** BEGIN RECORD LIST **
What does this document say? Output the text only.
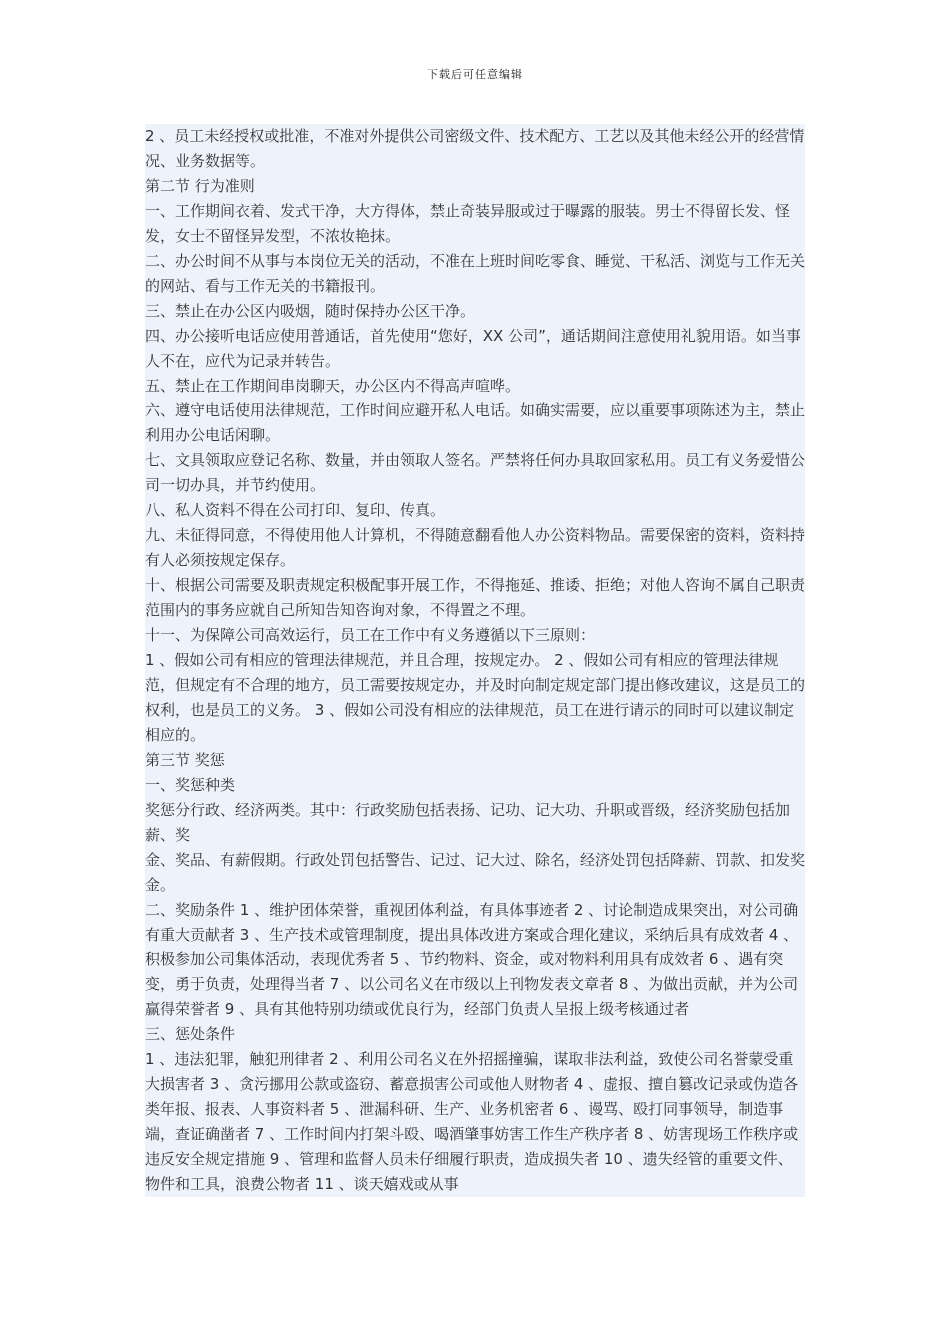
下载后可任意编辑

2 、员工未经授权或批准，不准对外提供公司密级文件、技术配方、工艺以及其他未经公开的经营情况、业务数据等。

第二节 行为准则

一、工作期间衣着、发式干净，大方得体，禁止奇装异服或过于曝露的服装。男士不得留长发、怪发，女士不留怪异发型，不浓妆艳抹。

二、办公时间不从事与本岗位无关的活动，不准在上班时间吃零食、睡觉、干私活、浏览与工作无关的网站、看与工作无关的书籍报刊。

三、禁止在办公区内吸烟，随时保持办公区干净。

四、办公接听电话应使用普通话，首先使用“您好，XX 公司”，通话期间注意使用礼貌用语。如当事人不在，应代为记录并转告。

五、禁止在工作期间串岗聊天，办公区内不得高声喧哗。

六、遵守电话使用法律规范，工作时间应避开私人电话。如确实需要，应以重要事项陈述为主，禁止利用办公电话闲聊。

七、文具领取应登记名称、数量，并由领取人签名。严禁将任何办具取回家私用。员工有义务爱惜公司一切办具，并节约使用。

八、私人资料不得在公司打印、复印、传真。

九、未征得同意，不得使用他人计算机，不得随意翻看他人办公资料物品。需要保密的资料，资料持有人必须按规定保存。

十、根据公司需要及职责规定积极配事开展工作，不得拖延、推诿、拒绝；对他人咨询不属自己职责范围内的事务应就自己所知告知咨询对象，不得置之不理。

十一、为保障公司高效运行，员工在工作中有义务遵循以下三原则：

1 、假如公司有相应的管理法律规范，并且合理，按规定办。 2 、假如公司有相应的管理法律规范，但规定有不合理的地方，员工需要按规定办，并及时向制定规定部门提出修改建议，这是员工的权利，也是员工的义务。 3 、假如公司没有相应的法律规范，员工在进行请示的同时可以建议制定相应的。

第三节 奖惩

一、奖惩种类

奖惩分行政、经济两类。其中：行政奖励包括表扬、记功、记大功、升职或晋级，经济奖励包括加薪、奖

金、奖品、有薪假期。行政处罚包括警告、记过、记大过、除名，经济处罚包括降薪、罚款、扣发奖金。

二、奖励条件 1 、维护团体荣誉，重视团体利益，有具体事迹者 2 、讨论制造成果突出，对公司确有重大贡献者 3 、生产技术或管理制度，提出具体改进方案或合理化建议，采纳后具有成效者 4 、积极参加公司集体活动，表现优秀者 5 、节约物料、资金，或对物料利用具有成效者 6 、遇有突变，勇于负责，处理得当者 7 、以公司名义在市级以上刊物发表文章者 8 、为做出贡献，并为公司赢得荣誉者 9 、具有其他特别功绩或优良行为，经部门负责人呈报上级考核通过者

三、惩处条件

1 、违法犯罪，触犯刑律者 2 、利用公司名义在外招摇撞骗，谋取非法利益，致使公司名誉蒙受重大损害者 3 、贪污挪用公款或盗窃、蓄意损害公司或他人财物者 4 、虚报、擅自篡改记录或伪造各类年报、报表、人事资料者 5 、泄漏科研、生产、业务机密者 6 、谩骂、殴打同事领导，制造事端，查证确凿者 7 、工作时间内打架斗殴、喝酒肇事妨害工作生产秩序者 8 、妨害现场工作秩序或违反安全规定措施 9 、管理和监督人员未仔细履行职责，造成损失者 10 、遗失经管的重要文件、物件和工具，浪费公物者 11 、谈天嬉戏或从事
** END RECORD LIST **
### EXERCISE DIRECTIONS:
Copy out the whole listing exactly, and don't carry over any pictures.

### OUTPUT:
What does this document say? Output the text only.
下载后可任意编辑

2 、员工未经授权或批准，不准对外提供公司密级文件、技术配方、工艺以及其他未经公开的经营情况、业务数据等。

第二节 行为准则

一、工作期间衣着、发式干净，大方得体，禁止奇装异服或过于曝露的服装。男士不得留长发、怪发，女士不留怪异发型，不浓妆艳抹。

二、办公时间不从事与本岗位无关的活动，不准在上班时间吃零食、睡觉、干私活、浏览与工作无关的网站、看与工作无关的书籍报刊。

三、禁止在办公区内吸烟，随时保持办公区干净。

四、办公接听电话应使用普通话，首先使用“您好，XX 公司”，通话期间注意使用礼貌用语。如当事人不在，应代为记录并转告。

五、禁止在工作期间串岗聊天，办公区内不得高声喧哗。

六、遵守电话使用法律规范，工作时间应避开私人电话。如确实需要，应以重要事项陈述为主，禁止利用办公电话闲聊。

七、文具领取应登记名称、数量，并由领取人签名。严禁将任何办具取回家私用。员工有义务爱惜公司一切办具，并节约使用。

八、私人资料不得在公司打印、复印、传真。

九、未征得同意，不得使用他人计算机，不得随意翻看他人办公资料物品。需要保密的资料，资料持有人必须按规定保存。

十、根据公司需要及职责规定积极配事开展工作，不得拖延、推诿、拒绝；对他人咨询不属自己职责范围内的事务应就自己所知告知咨询对象，不得置之不理。

十一、为保障公司高效运行，员工在工作中有义务遵循以下三原则：

1 、假如公司有相应的管理法律规范，并且合理，按规定办。 2 、假如公司有相应的管理法律规范，但规定有不合理的地方，员工需要按规定办，并及时向制定规定部门提出修改建议，这是员工的权利，也是员工的义务。 3 、假如公司没有相应的法律规范，员工在进行请示的同时可以建议制定相应的。

第三节 奖惩

一、奖惩种类

奖惩分行政、经济两类。其中：行政奖励包括表扬、记功、记大功、升职或晋级，经济奖励包括加薪、奖

金、奖品、有薪假期。行政处罚包括警告、记过、记大过、除名，经济处罚包括降薪、罚款、扣发奖金。

二、奖励条件 1 、维护团体荣誉，重视团体利益，有具体事迹者 2 、讨论制造成果突出，对公司确有重大贡献者 3 、生产技术或管理制度，提出具体改进方案或合理化建议，采纳后具有成效者 4 、积极参加公司集体活动，表现优秀者 5 、节约物料、资金，或对物料利用具有成效者 6 、遇有突变，勇于负责，处理得当者 7 、以公司名义在市级以上刊物发表文章者 8 、为做出贡献，并为公司赢得荣誉者 9 、具有其他特别功绩或优良行为，经部门负责人呈报上级考核通过者

三、惩处条件

1 、违法犯罪，触犯刑律者 2 、利用公司名义在外招摇撞骗，谋取非法利益，致使公司名誉蒙受重大损害者 3 、贪污挪用公款或盗窃、蓄意损害公司或他人财物者 4 、虚报、擅自篡改记录或伪造各类年报、报表、人事资料者 5 、泄漏科研、生产、业务机密者 6 、谩骂、殴打同事领导，制造事端，查证确凿者 7 、工作时间内打架斗殴、喝酒肇事妨害工作生产秩序者 8 、妨害现场工作秩序或违反安全规定措施 9 、管理和监督人员未仔细履行职责，造成损失者 10 、遗失经管的重要文件、物件和工具，浪费公物者 11 、谈天嬉戏或从事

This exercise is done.